• _Direction_: Below is a block of records. Copy every line in it that contains the word "Purchasing".

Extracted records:
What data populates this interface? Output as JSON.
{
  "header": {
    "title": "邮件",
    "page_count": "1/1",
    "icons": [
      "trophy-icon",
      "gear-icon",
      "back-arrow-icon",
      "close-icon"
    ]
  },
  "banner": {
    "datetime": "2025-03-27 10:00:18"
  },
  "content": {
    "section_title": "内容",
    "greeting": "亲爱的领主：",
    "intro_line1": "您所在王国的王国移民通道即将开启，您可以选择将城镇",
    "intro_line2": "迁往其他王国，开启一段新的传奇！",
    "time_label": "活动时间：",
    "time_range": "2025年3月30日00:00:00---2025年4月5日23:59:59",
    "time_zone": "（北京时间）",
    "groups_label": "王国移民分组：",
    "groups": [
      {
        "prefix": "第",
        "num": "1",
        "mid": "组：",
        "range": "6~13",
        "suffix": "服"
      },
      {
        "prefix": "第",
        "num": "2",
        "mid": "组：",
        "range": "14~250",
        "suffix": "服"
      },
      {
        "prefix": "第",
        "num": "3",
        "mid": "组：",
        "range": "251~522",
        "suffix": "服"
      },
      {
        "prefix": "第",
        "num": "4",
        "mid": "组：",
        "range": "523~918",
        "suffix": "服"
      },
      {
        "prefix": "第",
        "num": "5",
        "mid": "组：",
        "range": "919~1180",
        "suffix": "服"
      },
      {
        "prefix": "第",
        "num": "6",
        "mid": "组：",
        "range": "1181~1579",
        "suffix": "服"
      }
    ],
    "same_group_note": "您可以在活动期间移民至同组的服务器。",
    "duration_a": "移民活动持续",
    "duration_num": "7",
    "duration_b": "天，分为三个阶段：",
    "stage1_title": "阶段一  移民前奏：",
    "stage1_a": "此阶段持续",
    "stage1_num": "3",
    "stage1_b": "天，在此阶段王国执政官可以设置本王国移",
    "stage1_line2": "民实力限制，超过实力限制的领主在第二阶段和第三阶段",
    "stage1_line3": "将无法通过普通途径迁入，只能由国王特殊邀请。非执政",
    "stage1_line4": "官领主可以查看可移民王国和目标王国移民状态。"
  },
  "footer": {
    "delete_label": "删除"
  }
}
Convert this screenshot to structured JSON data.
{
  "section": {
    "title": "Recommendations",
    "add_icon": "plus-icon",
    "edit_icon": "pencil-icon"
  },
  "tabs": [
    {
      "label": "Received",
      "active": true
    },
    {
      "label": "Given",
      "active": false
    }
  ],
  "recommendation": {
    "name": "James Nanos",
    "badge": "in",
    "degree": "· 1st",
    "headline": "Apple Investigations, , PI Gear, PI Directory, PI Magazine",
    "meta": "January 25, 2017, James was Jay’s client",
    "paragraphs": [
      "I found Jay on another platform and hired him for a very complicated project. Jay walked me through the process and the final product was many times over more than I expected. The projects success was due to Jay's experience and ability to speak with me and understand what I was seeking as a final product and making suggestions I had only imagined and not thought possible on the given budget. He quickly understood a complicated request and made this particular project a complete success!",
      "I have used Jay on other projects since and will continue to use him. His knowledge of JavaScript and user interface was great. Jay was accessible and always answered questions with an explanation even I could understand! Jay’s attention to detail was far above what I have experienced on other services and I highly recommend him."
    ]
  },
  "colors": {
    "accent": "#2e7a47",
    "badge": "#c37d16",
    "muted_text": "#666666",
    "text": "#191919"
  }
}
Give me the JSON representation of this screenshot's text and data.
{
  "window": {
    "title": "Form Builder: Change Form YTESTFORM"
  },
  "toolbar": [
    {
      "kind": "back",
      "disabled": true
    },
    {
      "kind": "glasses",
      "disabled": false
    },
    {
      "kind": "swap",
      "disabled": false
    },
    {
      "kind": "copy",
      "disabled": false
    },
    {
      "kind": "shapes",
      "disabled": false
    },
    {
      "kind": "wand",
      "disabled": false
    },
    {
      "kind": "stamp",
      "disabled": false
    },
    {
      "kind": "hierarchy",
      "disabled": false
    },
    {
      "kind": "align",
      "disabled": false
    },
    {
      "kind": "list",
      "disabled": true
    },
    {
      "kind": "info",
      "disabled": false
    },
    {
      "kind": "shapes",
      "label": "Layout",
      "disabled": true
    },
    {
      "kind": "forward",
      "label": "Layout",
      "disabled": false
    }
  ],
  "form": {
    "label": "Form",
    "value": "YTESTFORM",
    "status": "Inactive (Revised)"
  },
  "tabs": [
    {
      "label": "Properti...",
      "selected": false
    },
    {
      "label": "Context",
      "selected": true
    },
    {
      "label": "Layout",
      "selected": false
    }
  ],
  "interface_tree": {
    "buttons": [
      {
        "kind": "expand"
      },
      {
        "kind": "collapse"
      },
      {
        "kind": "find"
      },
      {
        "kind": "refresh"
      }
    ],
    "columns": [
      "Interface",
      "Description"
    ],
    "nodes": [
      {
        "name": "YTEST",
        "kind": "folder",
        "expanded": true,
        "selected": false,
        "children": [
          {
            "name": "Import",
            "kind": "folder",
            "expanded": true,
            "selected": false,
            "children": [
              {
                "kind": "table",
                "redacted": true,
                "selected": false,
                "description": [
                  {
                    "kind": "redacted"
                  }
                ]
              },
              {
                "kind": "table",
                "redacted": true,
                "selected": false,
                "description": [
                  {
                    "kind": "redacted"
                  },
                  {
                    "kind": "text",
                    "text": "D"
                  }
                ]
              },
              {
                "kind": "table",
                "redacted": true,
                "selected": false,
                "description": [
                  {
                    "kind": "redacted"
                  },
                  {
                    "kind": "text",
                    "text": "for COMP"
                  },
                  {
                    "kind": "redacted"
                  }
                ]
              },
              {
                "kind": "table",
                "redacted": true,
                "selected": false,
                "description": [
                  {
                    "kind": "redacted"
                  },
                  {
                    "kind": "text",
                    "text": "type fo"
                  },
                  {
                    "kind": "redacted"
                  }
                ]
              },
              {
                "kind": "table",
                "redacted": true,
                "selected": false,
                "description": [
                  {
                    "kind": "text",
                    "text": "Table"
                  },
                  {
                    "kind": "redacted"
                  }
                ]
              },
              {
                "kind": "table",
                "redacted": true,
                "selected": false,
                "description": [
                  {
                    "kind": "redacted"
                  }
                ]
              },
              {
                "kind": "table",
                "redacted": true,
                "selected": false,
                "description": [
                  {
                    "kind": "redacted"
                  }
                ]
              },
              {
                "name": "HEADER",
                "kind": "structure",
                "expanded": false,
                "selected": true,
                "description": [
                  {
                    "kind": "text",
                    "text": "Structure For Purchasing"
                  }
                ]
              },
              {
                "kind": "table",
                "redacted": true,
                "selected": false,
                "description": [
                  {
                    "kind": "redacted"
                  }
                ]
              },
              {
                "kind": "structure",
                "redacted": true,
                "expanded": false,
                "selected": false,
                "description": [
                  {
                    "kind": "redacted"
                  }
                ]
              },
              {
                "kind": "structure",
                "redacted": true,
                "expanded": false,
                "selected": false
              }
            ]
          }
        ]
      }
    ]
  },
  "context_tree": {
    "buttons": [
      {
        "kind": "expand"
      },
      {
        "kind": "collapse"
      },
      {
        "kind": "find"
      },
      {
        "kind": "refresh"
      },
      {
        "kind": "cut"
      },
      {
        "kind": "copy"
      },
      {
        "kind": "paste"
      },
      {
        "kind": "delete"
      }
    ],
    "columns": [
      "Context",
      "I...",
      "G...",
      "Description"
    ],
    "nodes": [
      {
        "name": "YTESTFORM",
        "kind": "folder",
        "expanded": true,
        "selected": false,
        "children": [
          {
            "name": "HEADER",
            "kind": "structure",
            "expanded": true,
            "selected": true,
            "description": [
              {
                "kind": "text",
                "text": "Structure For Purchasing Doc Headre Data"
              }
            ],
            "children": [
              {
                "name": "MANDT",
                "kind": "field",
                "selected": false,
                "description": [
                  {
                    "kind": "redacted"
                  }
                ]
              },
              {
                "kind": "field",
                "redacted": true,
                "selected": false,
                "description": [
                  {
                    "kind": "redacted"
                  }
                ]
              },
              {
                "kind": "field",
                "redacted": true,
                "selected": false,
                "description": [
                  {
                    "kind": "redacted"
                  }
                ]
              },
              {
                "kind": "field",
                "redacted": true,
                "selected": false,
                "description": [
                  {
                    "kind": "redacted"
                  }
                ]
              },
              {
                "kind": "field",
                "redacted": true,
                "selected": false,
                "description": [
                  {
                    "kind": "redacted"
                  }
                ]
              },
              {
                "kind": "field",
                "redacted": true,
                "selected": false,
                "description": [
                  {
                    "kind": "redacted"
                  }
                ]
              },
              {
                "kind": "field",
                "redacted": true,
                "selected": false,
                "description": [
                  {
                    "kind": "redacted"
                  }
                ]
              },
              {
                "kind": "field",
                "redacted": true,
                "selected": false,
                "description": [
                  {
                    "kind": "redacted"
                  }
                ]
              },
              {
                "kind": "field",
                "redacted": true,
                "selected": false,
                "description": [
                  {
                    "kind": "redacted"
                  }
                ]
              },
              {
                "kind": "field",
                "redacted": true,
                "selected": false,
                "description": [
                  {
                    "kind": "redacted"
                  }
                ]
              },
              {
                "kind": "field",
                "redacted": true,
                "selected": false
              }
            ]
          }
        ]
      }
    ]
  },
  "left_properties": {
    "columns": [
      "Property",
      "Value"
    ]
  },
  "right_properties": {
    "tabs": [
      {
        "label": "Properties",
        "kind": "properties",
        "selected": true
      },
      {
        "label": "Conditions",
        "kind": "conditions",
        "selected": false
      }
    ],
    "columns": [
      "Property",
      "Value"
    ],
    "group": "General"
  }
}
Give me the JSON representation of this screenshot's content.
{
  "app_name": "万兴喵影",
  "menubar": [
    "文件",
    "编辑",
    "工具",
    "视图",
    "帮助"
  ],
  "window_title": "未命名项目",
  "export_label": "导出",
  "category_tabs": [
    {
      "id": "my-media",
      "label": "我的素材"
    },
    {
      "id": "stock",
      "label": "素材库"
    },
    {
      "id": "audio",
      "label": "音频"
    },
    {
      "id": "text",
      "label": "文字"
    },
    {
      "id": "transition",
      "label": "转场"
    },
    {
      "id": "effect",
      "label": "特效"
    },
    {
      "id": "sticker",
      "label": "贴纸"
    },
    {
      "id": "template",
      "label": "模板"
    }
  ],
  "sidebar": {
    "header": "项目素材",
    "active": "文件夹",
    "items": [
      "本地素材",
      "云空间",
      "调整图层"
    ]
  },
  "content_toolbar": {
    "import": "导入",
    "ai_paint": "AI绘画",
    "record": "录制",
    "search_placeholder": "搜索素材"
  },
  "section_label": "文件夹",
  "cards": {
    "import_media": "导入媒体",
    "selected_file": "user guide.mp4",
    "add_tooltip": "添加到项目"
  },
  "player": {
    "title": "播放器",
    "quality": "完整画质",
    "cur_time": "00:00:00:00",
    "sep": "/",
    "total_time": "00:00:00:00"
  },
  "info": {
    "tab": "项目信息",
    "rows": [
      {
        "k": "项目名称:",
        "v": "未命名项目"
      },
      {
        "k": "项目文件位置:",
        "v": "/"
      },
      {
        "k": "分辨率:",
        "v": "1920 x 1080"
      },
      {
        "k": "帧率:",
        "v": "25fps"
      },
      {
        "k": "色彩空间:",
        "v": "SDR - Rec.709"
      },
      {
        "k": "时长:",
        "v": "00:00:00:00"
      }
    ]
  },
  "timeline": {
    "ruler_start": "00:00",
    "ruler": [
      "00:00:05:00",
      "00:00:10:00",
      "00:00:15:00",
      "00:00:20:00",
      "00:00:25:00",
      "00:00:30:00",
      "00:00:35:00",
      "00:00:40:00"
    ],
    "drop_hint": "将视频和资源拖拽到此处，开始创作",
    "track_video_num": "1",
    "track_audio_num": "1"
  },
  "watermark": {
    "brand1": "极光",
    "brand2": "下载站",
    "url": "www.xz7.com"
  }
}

• _Solution below_:
                    "text": "Structure For Purchasing"
                "text": "Structure For Purchasing Doc Headre Data"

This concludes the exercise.